Challenge →
In the data that follows, count the lines in which the word "structured" occurs, and report that figure alone.

##### Data shown #####

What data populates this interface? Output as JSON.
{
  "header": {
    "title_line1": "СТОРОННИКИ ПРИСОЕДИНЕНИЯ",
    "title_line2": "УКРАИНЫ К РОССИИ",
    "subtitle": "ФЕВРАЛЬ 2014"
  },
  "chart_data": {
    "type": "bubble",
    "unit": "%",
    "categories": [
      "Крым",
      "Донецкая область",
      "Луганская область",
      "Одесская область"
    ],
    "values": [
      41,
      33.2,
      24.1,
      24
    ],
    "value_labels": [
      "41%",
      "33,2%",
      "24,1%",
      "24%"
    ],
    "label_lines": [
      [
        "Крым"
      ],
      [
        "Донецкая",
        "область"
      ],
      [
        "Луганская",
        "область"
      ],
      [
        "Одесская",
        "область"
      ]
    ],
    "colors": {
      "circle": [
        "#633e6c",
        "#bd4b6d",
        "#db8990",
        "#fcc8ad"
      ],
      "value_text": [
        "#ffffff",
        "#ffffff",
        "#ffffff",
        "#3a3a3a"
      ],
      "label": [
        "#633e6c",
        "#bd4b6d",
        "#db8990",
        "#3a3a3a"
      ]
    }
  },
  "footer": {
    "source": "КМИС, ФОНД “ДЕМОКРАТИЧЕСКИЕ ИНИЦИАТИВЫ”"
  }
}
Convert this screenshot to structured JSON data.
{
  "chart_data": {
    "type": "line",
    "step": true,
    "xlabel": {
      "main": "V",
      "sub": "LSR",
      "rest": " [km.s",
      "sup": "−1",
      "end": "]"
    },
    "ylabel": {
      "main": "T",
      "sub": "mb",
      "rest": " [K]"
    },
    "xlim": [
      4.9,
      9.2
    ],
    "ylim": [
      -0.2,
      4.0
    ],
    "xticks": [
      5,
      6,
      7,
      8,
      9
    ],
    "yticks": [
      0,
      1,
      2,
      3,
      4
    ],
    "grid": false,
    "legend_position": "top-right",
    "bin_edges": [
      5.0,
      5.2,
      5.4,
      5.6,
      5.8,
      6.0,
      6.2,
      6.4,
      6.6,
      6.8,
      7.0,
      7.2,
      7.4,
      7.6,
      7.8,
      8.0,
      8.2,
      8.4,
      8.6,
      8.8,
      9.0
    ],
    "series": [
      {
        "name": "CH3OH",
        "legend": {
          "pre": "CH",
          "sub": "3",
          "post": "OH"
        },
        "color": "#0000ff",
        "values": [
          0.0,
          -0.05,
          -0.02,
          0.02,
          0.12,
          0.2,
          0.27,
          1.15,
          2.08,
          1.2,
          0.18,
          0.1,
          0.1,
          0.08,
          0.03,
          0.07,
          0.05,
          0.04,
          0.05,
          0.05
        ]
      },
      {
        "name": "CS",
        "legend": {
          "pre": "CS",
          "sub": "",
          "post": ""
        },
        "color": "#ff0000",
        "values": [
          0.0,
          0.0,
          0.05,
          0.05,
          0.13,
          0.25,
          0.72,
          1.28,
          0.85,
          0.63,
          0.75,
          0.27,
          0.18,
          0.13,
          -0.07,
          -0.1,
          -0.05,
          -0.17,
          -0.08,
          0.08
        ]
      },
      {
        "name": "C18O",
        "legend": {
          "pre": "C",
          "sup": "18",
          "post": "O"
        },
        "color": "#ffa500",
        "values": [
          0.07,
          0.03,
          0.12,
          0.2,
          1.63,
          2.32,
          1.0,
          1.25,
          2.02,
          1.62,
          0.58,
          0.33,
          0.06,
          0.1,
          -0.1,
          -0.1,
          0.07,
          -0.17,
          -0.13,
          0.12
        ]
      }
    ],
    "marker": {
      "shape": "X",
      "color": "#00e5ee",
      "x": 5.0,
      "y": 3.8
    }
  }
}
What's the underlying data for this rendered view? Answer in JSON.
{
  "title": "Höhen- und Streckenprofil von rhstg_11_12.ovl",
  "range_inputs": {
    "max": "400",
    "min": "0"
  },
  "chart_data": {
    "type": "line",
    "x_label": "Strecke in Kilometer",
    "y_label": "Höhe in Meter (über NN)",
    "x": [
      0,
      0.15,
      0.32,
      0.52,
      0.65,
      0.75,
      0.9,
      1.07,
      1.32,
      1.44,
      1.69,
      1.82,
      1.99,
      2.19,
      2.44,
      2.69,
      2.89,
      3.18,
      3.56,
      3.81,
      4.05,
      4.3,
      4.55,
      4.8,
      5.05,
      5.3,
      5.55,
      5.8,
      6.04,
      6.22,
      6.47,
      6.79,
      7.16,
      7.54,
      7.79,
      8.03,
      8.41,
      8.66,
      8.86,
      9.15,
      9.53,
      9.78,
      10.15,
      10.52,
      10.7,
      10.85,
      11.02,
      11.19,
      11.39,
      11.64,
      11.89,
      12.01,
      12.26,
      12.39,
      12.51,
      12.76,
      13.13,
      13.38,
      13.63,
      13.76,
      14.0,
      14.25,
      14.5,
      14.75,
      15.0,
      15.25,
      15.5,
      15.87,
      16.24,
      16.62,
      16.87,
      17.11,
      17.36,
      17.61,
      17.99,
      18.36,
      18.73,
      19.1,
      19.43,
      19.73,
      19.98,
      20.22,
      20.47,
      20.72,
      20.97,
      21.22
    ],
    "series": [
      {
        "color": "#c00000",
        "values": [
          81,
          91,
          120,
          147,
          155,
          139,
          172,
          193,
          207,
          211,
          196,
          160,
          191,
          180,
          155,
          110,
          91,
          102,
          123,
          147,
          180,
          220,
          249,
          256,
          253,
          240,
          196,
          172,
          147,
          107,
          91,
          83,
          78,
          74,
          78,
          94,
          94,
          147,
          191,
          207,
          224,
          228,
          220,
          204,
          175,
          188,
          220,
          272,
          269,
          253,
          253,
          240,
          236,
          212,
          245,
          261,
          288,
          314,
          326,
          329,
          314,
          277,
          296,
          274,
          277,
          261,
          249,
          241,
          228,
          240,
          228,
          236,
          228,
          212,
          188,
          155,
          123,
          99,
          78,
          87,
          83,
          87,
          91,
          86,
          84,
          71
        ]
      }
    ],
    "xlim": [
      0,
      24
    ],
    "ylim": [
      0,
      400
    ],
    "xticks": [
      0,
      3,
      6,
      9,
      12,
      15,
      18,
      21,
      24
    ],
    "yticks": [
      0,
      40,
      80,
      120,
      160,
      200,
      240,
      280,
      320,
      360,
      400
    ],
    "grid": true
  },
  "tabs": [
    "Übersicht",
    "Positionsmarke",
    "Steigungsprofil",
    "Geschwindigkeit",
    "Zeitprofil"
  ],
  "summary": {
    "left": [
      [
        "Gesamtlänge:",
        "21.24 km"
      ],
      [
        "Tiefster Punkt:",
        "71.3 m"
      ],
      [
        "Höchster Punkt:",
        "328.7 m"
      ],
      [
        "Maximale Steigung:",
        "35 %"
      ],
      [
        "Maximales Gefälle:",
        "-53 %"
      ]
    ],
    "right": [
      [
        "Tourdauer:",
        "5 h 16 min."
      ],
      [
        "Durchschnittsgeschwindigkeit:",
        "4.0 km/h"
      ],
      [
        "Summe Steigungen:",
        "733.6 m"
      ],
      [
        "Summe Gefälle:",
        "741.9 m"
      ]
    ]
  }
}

#####
##### Data shown #####

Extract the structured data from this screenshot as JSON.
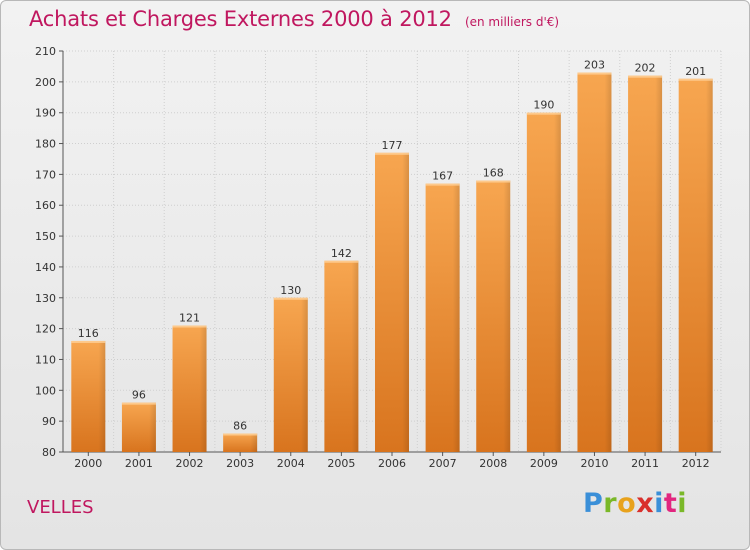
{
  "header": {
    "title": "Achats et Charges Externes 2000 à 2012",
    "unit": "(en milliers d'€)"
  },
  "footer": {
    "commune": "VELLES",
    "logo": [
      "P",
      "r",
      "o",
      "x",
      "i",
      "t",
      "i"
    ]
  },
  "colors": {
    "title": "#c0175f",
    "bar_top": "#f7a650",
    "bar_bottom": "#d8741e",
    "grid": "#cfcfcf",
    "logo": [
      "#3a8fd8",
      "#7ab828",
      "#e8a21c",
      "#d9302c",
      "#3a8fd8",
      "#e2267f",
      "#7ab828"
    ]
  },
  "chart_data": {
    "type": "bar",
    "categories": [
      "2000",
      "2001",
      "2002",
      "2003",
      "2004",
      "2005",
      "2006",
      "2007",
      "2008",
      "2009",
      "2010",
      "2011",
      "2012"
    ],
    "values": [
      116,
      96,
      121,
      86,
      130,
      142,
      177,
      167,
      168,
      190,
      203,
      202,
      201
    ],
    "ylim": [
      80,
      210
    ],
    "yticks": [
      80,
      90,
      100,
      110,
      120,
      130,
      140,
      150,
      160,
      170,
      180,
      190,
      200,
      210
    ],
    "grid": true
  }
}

#####

Result for this exercise →
2